▸ Work to complete
1/ Translate this sentence from the Uganda blog post into Spanish: "It’s going to be an attraction for my camp and it’s going to take a lot of labor and training and creative problem solving."
2/ Transcribe the part of the Uganda blog post that starts at the words "It’s been a" and stops after the words "it was great.".

▸ Document text
┌──

Wednesday, July 3, 2013

This has to do with Uganda

                It’s been a little over 4 months since I left Mukono and I’ve really settled into my new site.  I feel like we’re really starting to whip this camp into shape.  I had my birthday and it was definitely one of the best yet.  My girlfriend surprised me and we went on an awesome adventure to Galagala falls on the Nile and then had some drinks with my Mukono friends and she had set up karaoke and it was a blast.  Then we had the solstice/birthday/full moon party with a solid group of PCVs, GHCs and STDs and it was great. 
                The big project I’m working on right now is a canopy zip line.  It’s going to be crazy awesome if it actually works.  It’s going to be an attraction for my camp and it’s going to take a lot of labor and training and creative problem solving.  We’re hoping to make it a 3 line system between 4 giant trees.  If you do it in the morning or evening, you very well may be surrounded by monkeys as you fly through the canopy.  So I have to figure out how to build 4 tree forts 150 feet up a tree, build a zip line that travels through the canopy and train my colleagues how to belay and safely get adventurous tourists through the course.  I’ve also never written a grant before and the grant I’m applying for is an HIV grant, so I have to figure out a way to put an HIV spin on the whole thing (that might sound weird to people outside of development work, but it’s really not).  It’s very difficult to submit a plan and a budget for a project like this without actually having some of the grant money to use, so we’ve had to be creative in getting ourselves into the canopy to do the actual planning, because you really can’t do it from the ground.  Despite some of my Ugandan staff are very skeptical that anyone is going to want to use this thing once we get it built, I’m totally jazzed on this project and I think it could be a kickass thing to leave behind.  Nothing like this exists anywhere I know of in East Aftrica.  All the profits from the final product will go to funding community projects which we are slowly by slowly developing.  We’re probably going to charge a lot to do it because it’s going to be super awesome and if Adrift can get away with charging $100 for a 12 second bungee jump, I think I can jack up the price for a much cooler experience.  We’re close enough to Kampala and Jinja to do it in a day trip, so I think, if we market it well, it could be a pretty big attraction.  But first we have to write the grant and build it and I have no experience in architecture or carpentry or engineering or grant writing, but what’s the WORST that could happen!?  But seriously, safety is going to be the number one priority. 
                In other news, Django and I have developed a very special relationship and I don’t even care how weird that sounds.  He went rock climbing AND crossed the bridge over the waterfall for the first time during the solstice party.  After a week of trying to just push him with my feet or drag him with a rope down the trail with mixed success, I figured out his weakness.  His stomach.  I got him hooked on soy nuts and he can’t get enough of them and now he follows me everywhere ‘cause he thinks I have them.  He came on a backpacking trip up to Namusa Hill where we camped out and was totally easy and awesome.   He’s totally content to just chill out and eat foliage all day and then run to me when I make a clicking noise that he associates with getting soy nuts and proceeds to head ram my leg until I give him some soy nuts or head ram him back (this could become a problem when he gets full sized…).  He also came on a trip with 30 school kids into the forest.

└──

Document understanding data
┌──

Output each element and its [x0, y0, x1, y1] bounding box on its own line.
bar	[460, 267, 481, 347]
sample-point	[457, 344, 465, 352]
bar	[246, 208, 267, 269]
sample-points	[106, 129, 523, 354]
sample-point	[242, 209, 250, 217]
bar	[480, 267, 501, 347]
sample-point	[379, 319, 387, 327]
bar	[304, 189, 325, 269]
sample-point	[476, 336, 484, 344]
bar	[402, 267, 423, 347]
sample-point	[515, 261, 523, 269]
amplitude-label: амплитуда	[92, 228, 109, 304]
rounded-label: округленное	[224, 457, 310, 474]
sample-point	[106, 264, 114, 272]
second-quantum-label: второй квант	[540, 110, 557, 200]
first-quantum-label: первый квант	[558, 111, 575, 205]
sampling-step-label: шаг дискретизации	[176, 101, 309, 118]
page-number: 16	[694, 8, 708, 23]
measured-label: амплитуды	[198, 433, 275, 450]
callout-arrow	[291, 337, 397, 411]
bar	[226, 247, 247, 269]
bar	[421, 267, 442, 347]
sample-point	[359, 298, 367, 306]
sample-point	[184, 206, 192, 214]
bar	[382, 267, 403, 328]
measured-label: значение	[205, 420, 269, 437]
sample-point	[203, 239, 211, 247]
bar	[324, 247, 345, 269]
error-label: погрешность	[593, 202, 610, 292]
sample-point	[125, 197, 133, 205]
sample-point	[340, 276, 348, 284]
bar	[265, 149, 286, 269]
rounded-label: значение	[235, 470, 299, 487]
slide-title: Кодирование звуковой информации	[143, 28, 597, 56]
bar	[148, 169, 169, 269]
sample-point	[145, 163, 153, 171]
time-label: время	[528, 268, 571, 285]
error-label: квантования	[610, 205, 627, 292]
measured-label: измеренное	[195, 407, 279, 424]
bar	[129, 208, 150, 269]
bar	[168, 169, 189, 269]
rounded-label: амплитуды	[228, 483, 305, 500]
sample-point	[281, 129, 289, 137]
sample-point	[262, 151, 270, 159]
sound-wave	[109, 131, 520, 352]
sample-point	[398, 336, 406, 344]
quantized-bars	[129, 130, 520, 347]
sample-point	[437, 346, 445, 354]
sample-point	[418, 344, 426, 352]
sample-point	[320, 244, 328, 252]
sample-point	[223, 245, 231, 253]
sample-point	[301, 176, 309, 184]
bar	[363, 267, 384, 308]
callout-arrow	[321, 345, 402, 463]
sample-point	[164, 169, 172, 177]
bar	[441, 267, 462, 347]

└──

▸ Per-task outputs
1/ Va a ser una atracción para mi campamento y va a requerir mucho trabajo, mucha capacitación y mucha resolución creativa de problemas.

2/
It’s been a little over 4 months since I left Mukono and I’ve really settled into my new site.  I feel like we’re really starting to whip this camp into shape.  I had my birthday and it was definitely one of the best yet.  My girlfriend surprised me and we went on an awesome adventure to Galagala falls on the Nile and then had some drinks with my Mukono friends and she had set up karaoke and it was a blast.  Then we had the solstice/birthday/full moon party with a solid group of PCVs, GHCs and STDs and it was great.